*Выбранный фрагмент*.
★ ★ ★ ★ ★

Автор сетует в последних записях, что мало сумел передать в дневниках поэзию глубинной русской жизни, и — ошибается: там много поэзии. Там — приятие прошедшей жизни, даже в ее бедности, неподвижности. (“…Под этим вечным небом, посреди восьмисотлетнего города я снова увидел неподвижность бедности, словно кто-то придвинул ее к моим глазам. Я и сам был вровень с нею, а то и ниже ее, но, свыкнувшись с нею, не осознавал как бедность, а принимал за что-то нормальное, естественное, объединяющее всех, кого знал”, — из очерка 1992 года “По ту и эту сторону надежды”, вошедшего в книгу “Эта земля и это небо”.)
Присмотришься — а в этой-то самой неподвижности прячется, пульсирует жизнь. Как у земляка Дедкова Василия Розанова, чью костромскую биографию и “географию” автор дневников прекрасно знал и чьи книги во множестве и с читательскими пометами остались лежать на его письменном столе перед его последним уходом в больницу. У Розанова в Костроме прошло его такое бедное, такое скудное детство, которое он, в своей щемящей сердце манере, то и дело вспоминал. Помните: мамаша, брат — вот где осталась настоящая жизнь…
…Нет, дневники Игоря Дедкова вовсе не отрицают истекшей жизни, напротив — примиряют читателя с той действительностью, которая содержала в себе живое .
Олег Мраморнов.
Катулл. Лирика. Перевод с латинского Максима Амелина. М., “Время”, 2005, 400 стр.
Примерно в 65 году до нашей эры два молодых поэта, Ликиний и Катулл, провели досужий денек, попивая вино и сочиняя шуточные стихи на заданный размер. Воротившись домой, Катулл всю ночь не мог уснуть от восторга, а наутро послал Ликинию стихи, торопя новую встречу: “Чтоб с тобой говорить и быть чтоб вместе”.

★ ★ ★ ★ ★

*Задания к упражнению*.
(1) Какого года очерк «По ту и эту сторону надежды», судя по фрагменту?
(2) Назовите всех людей, которые упомянуты во фрагменте по имени.
(3) Перепишите из фрагмента отрывок, начиная со слов «Присмотришься — а» и далее вплоть до слов «2005, 400 стр.».

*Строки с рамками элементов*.
★ ★ ★ ★ ★

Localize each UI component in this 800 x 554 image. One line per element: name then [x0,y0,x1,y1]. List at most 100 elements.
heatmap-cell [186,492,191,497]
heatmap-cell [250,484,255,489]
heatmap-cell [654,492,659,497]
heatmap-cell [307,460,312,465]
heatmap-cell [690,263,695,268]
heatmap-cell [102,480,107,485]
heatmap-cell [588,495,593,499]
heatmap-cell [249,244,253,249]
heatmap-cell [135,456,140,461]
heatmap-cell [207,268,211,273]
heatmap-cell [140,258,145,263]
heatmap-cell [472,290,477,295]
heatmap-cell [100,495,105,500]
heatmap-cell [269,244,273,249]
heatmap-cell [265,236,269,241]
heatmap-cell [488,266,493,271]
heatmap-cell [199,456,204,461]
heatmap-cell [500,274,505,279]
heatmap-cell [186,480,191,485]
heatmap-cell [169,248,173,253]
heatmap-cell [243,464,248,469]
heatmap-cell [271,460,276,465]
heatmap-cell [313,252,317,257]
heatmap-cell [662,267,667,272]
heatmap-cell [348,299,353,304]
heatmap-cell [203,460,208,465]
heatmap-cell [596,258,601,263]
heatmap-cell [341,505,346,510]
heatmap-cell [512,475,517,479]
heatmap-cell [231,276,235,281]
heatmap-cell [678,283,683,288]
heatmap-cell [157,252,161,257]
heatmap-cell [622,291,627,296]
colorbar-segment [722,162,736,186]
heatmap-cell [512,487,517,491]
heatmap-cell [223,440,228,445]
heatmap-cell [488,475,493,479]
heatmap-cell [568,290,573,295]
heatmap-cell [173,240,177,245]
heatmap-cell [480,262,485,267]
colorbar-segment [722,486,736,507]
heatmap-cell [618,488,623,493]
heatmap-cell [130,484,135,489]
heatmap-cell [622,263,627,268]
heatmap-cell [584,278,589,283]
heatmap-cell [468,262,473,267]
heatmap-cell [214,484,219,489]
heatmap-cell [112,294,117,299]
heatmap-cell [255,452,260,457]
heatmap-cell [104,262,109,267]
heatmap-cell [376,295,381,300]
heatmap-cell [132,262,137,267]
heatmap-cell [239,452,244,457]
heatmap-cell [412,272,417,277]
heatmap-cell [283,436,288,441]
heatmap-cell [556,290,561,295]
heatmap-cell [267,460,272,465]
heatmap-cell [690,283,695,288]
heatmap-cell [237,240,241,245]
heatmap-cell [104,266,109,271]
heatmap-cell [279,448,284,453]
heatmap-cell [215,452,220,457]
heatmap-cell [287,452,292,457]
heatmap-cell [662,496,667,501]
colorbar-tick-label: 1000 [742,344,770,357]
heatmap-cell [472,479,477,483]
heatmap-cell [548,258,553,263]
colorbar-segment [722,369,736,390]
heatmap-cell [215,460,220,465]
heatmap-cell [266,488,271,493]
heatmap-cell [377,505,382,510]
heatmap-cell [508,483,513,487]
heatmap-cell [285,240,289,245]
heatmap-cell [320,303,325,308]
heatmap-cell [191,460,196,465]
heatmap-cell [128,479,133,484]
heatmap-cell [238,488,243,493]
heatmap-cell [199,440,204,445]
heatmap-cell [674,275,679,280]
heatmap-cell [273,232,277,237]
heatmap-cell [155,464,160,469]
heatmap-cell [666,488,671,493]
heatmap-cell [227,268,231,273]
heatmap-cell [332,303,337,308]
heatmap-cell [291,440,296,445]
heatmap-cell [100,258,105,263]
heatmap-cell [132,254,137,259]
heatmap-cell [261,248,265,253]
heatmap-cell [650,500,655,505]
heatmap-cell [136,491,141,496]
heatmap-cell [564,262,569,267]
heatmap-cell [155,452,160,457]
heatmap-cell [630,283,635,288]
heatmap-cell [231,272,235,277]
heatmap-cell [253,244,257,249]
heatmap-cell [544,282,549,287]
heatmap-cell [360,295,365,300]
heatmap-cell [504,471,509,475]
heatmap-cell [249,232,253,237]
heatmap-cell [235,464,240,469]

★ ★ ★ ★ ★

*Ответы к упражнению*.
(1) 1992 года.

(2) Игорь Дедков, Василий Розанов, Олег Мраморнов, Катулл, Максим Амелин, Ликиний.

(3)
Присмотришься — а в этой-то самой неподвижности прячется, пульсирует жизнь. Как у земляка Дедкова Василия Розанова, чью костромскую биографию и “географию” автор дневников прекрасно знал и чьи книги во множестве и с читательскими пометами остались лежать на его письменном столе перед его последним уходом в больницу. У Розанова в Костроме прошло его такое бедное, такое скудное детство, которое он, в своей щемящей сердце манере, то и дело вспоминал. Помните: мамаша, брат — вот где осталась настоящая жизнь…
…Нет, дневники Игоря Дедкова вовсе не отрицают истекшей жизни, напротив — примиряют читателя с той действительностью, которая содержала в себе живое .
Олег Мраморнов.
Катулл. Лирика. Перевод с латинского Максима Амелина. М., “Время”, 2005, 400 стр.